## Task prompt
Reproduce the material in full, exactly as written.

>> begin Records shown

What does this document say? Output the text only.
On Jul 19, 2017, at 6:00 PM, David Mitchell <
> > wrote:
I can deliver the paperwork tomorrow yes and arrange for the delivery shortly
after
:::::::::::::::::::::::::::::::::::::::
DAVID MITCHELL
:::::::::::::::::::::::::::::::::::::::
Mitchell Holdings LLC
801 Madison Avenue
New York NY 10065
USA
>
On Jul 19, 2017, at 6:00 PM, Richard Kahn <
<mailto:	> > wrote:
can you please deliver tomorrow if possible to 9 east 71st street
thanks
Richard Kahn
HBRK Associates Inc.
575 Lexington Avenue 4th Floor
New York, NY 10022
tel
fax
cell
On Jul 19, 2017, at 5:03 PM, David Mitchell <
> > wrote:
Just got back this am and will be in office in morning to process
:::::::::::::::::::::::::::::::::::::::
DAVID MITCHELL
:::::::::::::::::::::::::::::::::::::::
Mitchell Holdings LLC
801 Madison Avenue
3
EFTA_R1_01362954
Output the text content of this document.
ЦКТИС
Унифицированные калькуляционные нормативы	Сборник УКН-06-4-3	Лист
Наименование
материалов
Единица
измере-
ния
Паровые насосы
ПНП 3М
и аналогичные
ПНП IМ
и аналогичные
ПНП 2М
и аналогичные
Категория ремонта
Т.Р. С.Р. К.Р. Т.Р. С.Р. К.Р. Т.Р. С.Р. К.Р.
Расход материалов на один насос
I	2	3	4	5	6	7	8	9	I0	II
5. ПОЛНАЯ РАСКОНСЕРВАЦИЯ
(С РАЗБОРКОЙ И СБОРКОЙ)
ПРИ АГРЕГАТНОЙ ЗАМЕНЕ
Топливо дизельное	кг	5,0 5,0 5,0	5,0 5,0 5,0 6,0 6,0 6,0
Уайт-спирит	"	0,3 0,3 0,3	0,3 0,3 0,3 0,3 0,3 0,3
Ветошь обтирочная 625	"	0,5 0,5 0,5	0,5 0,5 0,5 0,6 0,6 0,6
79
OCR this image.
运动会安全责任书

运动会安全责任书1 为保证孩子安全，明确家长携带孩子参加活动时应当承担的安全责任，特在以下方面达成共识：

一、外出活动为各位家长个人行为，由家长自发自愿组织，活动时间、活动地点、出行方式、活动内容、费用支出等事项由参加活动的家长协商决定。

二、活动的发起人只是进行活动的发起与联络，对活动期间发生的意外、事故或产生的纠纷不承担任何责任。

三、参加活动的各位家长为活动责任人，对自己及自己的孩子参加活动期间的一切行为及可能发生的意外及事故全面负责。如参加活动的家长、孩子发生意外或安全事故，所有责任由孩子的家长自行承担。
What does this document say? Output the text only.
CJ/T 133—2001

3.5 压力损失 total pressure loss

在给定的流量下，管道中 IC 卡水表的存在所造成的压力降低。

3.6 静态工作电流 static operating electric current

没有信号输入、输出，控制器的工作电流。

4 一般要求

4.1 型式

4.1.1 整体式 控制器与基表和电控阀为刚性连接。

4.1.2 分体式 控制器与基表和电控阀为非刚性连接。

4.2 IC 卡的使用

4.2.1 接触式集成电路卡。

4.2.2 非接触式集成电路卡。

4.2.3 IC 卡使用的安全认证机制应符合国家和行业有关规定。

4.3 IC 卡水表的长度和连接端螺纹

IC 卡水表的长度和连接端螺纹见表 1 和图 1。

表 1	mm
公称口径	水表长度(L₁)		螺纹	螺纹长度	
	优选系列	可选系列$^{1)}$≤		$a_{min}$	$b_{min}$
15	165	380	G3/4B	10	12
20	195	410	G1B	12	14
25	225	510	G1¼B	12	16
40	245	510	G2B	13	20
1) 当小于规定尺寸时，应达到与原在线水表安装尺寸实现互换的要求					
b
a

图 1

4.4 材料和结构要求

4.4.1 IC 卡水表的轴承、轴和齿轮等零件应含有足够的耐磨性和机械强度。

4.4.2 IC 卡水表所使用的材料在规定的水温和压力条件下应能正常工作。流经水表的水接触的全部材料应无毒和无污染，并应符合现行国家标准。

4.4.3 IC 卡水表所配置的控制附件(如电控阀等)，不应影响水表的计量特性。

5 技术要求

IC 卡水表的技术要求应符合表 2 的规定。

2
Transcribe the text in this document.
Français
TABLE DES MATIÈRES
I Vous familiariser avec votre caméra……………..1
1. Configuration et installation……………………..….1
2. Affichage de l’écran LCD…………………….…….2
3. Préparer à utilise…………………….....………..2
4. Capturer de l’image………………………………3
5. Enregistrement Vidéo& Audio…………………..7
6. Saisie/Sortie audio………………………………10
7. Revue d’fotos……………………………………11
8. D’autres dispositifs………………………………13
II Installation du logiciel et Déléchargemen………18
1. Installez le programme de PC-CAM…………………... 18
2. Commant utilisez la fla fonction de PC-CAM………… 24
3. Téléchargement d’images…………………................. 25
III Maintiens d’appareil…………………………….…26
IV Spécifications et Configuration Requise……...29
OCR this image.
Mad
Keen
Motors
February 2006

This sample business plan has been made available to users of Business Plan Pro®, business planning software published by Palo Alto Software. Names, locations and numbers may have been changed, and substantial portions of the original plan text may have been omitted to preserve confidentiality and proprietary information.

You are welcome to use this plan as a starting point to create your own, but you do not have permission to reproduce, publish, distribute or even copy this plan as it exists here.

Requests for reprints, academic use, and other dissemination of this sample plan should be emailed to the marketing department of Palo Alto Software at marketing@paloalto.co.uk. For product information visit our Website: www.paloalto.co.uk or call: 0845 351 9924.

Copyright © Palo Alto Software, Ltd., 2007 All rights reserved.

>> end Records shown

## Written response
What does this document say? Output the text only.
On Jul 19, 2017, at 6:00 PM, David Mitchell <
> > wrote:
I can deliver the paperwork tomorrow yes and arrange for the delivery shortly
after
:::::::::::::::::::::::::::::::::::::::
DAVID MITCHELL
:::::::::::::::::::::::::::::::::::::::
Mitchell Holdings LLC
801 Madison Avenue
New York NY 10065
USA
>
On Jul 19, 2017, at 6:00 PM, Richard Kahn <
<mailto:	> > wrote:
can you please deliver tomorrow if possible to 9 east 71st street
thanks
Richard Kahn
HBRK Associates Inc.
575 Lexington Avenue 4th Floor
New York, NY 10022
tel
fax
cell
On Jul 19, 2017, at 5:03 PM, David Mitchell <
> > wrote:
Just got back this am and will be in office in morning to process
:::::::::::::::::::::::::::::::::::::::
DAVID MITCHELL
:::::::::::::::::::::::::::::::::::::::
Mitchell Holdings LLC
801 Madison Avenue
3
EFTA_R1_01362954
Output the text content of this document.
ЦКТИС
Унифицированные калькуляционные нормативы	Сборник УКН-06-4-3	Лист
Наименование
материалов
Единица
измере-
ния
Паровые насосы
ПНП 3М
и аналогичные
ПНП IМ
и аналогичные
ПНП 2М
и аналогичные
Категория ремонта
Т.Р. С.Р. К.Р. Т.Р. С.Р. К.Р. Т.Р. С.Р. К.Р.
Расход материалов на один насос
I	2	3	4	5	6	7	8	9	I0	II
5. ПОЛНАЯ РАСКОНСЕРВАЦИЯ
(С РАЗБОРКОЙ И СБОРКОЙ)
ПРИ АГРЕГАТНОЙ ЗАМЕНЕ
Топливо дизельное	кг	5,0 5,0 5,0	5,0 5,0 5,0 6,0 6,0 6,0
Уайт-спирит	"	0,3 0,3 0,3	0,3 0,3 0,3 0,3 0,3 0,3
Ветошь обтирочная 625	"	0,5 0,5 0,5	0,5 0,5 0,5 0,6 0,6 0,6
79
OCR this image.
运动会安全责任书

运动会安全责任书1 为保证孩子安全，明确家长携带孩子参加活动时应当承担的安全责任，特在以下方面达成共识：

一、外出活动为各位家长个人行为，由家长自发自愿组织，活动时间、活动地点、出行方式、活动内容、费用支出等事项由参加活动的家长协商决定。

二、活动的发起人只是进行活动的发起与联络，对活动期间发生的意外、事故或产生的纠纷不承担任何责任。

三、参加活动的各位家长为活动责任人，对自己及自己的孩子参加活动期间的一切行为及可能发生的意外及事故全面负责。如参加活动的家长、孩子发生意外或安全事故，所有责任由孩子的家长自行承担。
What does this document say? Output the text only.
CJ/T 133—2001

3.5 压力损失 total pressure loss

在给定的流量下，管道中 IC 卡水表的存在所造成的压力降低。

3.6 静态工作电流 static operating electric current

没有信号输入、输出，控制器的工作电流。

4 一般要求

4.1 型式

4.1.1 整体式 控制器与基表和电控阀为刚性连接。

4.1.2 分体式 控制器与基表和电控阀为非刚性连接。

4.2 IC 卡的使用

4.2.1 接触式集成电路卡。

4.2.2 非接触式集成电路卡。

4.2.3 IC 卡使用的安全认证机制应符合国家和行业有关规定。

4.3 IC 卡水表的长度和连接端螺纹

IC 卡水表的长度和连接端螺纹见表 1 和图 1。

表 1	mm
公称口径	水表长度(L₁)		螺纹	螺纹长度	
	优选系列	可选系列$^{1)}$≤		$a_{min}$	$b_{min}$
15	165	380	G3/4B	10	12
20	195	410	G1B	12	14
25	225	510	G1¼B	12	16
40	245	510	G2B	13	20
1) 当小于规定尺寸时，应达到与原在线水表安装尺寸实现互换的要求					
b
a

图 1

4.4 材料和结构要求

4.4.1 IC 卡水表的轴承、轴和齿轮等零件应含有足够的耐磨性和机械强度。

4.4.2 IC 卡水表所使用的材料在规定的水温和压力条件下应能正常工作。流经水表的水接触的全部材料应无毒和无污染，并应符合现行国家标准。

4.4.3 IC 卡水表所配置的控制附件(如电控阀等)，不应影响水表的计量特性。

5 技术要求

IC 卡水表的技术要求应符合表 2 的规定。

2
Transcribe the text in this document.
Français
TABLE DES MATIÈRES
I Vous familiariser avec votre caméra……………..1
1. Configuration et installation……………………..….1
2. Affichage de l’écran LCD…………………….…….2
3. Préparer à utilise…………………….....………..2
4. Capturer de l’image………………………………3
5. Enregistrement Vidéo& Audio…………………..7
6. Saisie/Sortie audio………………………………10
7. Revue d’fotos……………………………………11
8. D’autres dispositifs………………………………13
II Installation du logiciel et Déléchargemen………18
1. Installez le programme de PC-CAM…………………... 18
2. Commant utilisez la fla fonction de PC-CAM………… 24
3. Téléchargement d’images…………………................. 25
III Maintiens d’appareil…………………………….…26
IV Spécifications et Configuration Requise……...29
OCR this image.
Mad
Keen
Motors
February 2006

This sample business plan has been made available to users of Business Plan Pro®, business planning software published by Palo Alto Software. Names, locations and numbers may have been changed, and substantial portions of the original plan text may have been omitted to preserve confidentiality and proprietary information.

You are welcome to use this plan as a starting point to create your own, but you do not have permission to reproduce, publish, distribute or even copy this plan as it exists here.

Requests for reprints, academic use, and other dissemination of this sample plan should be emailed to the marketing department of Palo Alto Software at marketing@paloalto.co.uk. For product information visit our Website: www.paloalto.co.uk or call: 0845 351 9924.

Copyright © Palo Alto Software, Ltd., 2007 All rights reserved.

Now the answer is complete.